▸ **To be done**:
Report the count of lines that carry the string "JavaScript", and add nothing.

▸ **Given information**:
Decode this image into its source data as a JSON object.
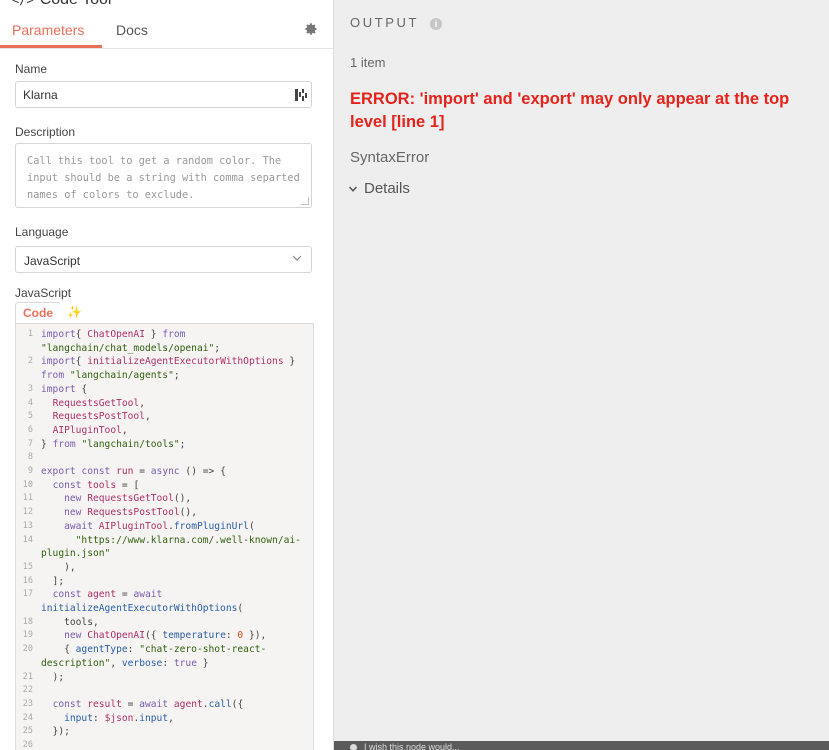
{
  "header": {
    "title": "Code Tool",
    "title_icon": "code-icon"
  },
  "tabs": [
    {
      "label": "Parameters",
      "active": true
    },
    {
      "label": "Docs",
      "active": false
    }
  ],
  "form": {
    "name_label": "Name",
    "name_value": "Klarna",
    "description_label": "Description",
    "description_value": "Call this tool to get a random color. The input should be a string with comma separted names of colors to exclude.",
    "language_label": "Language",
    "language_value": "JavaScript",
    "code_label": "JavaScript",
    "code_tabs": [
      "Code",
      "✨ Ask AI"
    ]
  },
  "code_lines": [
    {
      "n": "1",
      "parts": [
        [
          "kw",
          "import"
        ],
        [
          "",
          "{ "
        ],
        [
          "fn",
          "ChatOpenAI"
        ],
        [
          "",
          " } "
        ],
        [
          "kw",
          "from"
        ]
      ]
    },
    {
      "n": "",
      "parts": [
        [
          "st",
          "\"langchain/chat_models/openai\""
        ],
        [
          "",
          ";"
        ]
      ]
    },
    {
      "n": "2",
      "parts": [
        [
          "kw",
          "import"
        ],
        [
          "",
          "{ "
        ],
        [
          "fn",
          "initializeAgentExecutorWithOptions"
        ],
        [
          "",
          " }"
        ]
      ]
    },
    {
      "n": "",
      "parts": [
        [
          "kw",
          "from"
        ],
        [
          "",
          " "
        ],
        [
          "st",
          "\"langchain/agents\""
        ],
        [
          "",
          ";"
        ]
      ]
    },
    {
      "n": "3",
      "parts": [
        [
          "kw",
          "import"
        ],
        [
          "",
          " {"
        ]
      ]
    },
    {
      "n": "4",
      "parts": [
        [
          "",
          "  "
        ],
        [
          "fn",
          "RequestsGetTool"
        ],
        [
          "",
          ","
        ]
      ]
    },
    {
      "n": "5",
      "parts": [
        [
          "",
          "  "
        ],
        [
          "fn",
          "RequestsPostTool"
        ],
        [
          "",
          ","
        ]
      ]
    },
    {
      "n": "6",
      "parts": [
        [
          "",
          "  "
        ],
        [
          "fn",
          "AIPluginTool"
        ],
        [
          "",
          ","
        ]
      ]
    },
    {
      "n": "7",
      "parts": [
        [
          "",
          "} "
        ],
        [
          "kw",
          "from"
        ],
        [
          "",
          " "
        ],
        [
          "st",
          "\"langchain/tools\""
        ],
        [
          "",
          ";"
        ]
      ]
    },
    {
      "n": "8",
      "parts": []
    },
    {
      "n": "9",
      "parts": [
        [
          "kw",
          "export"
        ],
        [
          "",
          " "
        ],
        [
          "kw",
          "const"
        ],
        [
          "",
          " "
        ],
        [
          "fn",
          "run"
        ],
        [
          "",
          " = "
        ],
        [
          "kw",
          "async"
        ],
        [
          "",
          " () => {"
        ]
      ]
    },
    {
      "n": "10",
      "parts": [
        [
          "",
          "  "
        ],
        [
          "kw",
          "const"
        ],
        [
          "",
          " "
        ],
        [
          "fn",
          "tools"
        ],
        [
          "",
          " = ["
        ]
      ]
    },
    {
      "n": "11",
      "parts": [
        [
          "",
          "    "
        ],
        [
          "kw",
          "new"
        ],
        [
          "",
          " "
        ],
        [
          "fn",
          "RequestsGetTool"
        ],
        [
          "",
          "(),"
        ]
      ]
    },
    {
      "n": "12",
      "parts": [
        [
          "",
          "    "
        ],
        [
          "kw",
          "new"
        ],
        [
          "",
          " "
        ],
        [
          "fn",
          "RequestsPostTool"
        ],
        [
          "",
          "(),"
        ]
      ]
    },
    {
      "n": "13",
      "parts": [
        [
          "",
          "    "
        ],
        [
          "kw",
          "await"
        ],
        [
          "",
          " "
        ],
        [
          "fn",
          "AIPluginTool"
        ],
        [
          "",
          "."
        ],
        [
          "pr",
          "fromPluginUrl"
        ],
        [
          "",
          "("
        ]
      ]
    },
    {
      "n": "14",
      "parts": [
        [
          "",
          "      "
        ],
        [
          "st",
          "\"https://www.klarna.com/.well-known/ai-"
        ]
      ]
    },
    {
      "n": "",
      "parts": [
        [
          "st",
          "plugin.json\""
        ]
      ]
    },
    {
      "n": "15",
      "parts": [
        [
          "",
          "    ),"
        ]
      ]
    },
    {
      "n": "16",
      "parts": [
        [
          "",
          "  ];"
        ]
      ]
    },
    {
      "n": "17",
      "parts": [
        [
          "",
          "  "
        ],
        [
          "kw",
          "const"
        ],
        [
          "",
          " "
        ],
        [
          "fn",
          "agent"
        ],
        [
          "",
          " = "
        ],
        [
          "kw",
          "await"
        ]
      ]
    },
    {
      "n": "",
      "parts": [
        [
          "pr",
          "initializeAgentExecutorWithOptions"
        ],
        [
          "",
          "("
        ]
      ]
    },
    {
      "n": "18",
      "parts": [
        [
          "",
          "    tools,"
        ]
      ]
    },
    {
      "n": "19",
      "parts": [
        [
          "",
          "    "
        ],
        [
          "kw",
          "new"
        ],
        [
          "",
          " "
        ],
        [
          "fn",
          "ChatOpenAI"
        ],
        [
          "",
          "({ "
        ],
        [
          "pr",
          "temperature"
        ],
        [
          "",
          ": "
        ],
        [
          "nm",
          "0"
        ],
        [
          "",
          " }),"
        ]
      ]
    },
    {
      "n": "20",
      "parts": [
        [
          "",
          "    { "
        ],
        [
          "pr",
          "agentType"
        ],
        [
          "",
          ": "
        ],
        [
          "st",
          "\"chat-zero-shot-react-"
        ]
      ]
    },
    {
      "n": "",
      "parts": [
        [
          "st",
          "description\""
        ],
        [
          "",
          ", "
        ],
        [
          "pr",
          "verbose"
        ],
        [
          "",
          ": "
        ],
        [
          "kw",
          "true"
        ],
        [
          "",
          " }"
        ]
      ]
    },
    {
      "n": "21",
      "parts": [
        [
          "",
          "  );"
        ]
      ]
    },
    {
      "n": "22",
      "parts": []
    },
    {
      "n": "23",
      "parts": [
        [
          "",
          "  "
        ],
        [
          "kw",
          "const"
        ],
        [
          "",
          " "
        ],
        [
          "fn",
          "result"
        ],
        [
          "",
          " = "
        ],
        [
          "kw",
          "await"
        ],
        [
          "",
          " "
        ],
        [
          "fn",
          "agent"
        ],
        [
          "",
          "."
        ],
        [
          "pr",
          "call"
        ],
        [
          "",
          "({"
        ]
      ]
    },
    {
      "n": "24",
      "parts": [
        [
          "",
          "    "
        ],
        [
          "pr",
          "input"
        ],
        [
          "",
          ": "
        ],
        [
          "fn",
          "$json"
        ],
        [
          "",
          "."
        ],
        [
          "pr",
          "input"
        ],
        [
          "",
          ","
        ]
      ]
    },
    {
      "n": "25",
      "parts": [
        [
          "",
          "  });"
        ]
      ]
    },
    {
      "n": "26",
      "parts": []
    }
  ],
  "output": {
    "title": "OUTPUT",
    "count": "1 item",
    "error_message": "ERROR: 'import' and 'export' may only appear at the top level [line 1]",
    "error_type": "SyntaxError",
    "details_label": "Details",
    "footer_text": "I wish this node would..."
  },
  "colors": {
    "accent": "#e8705a",
    "error": "#e5231b"
  }
}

▸ **Response**:
2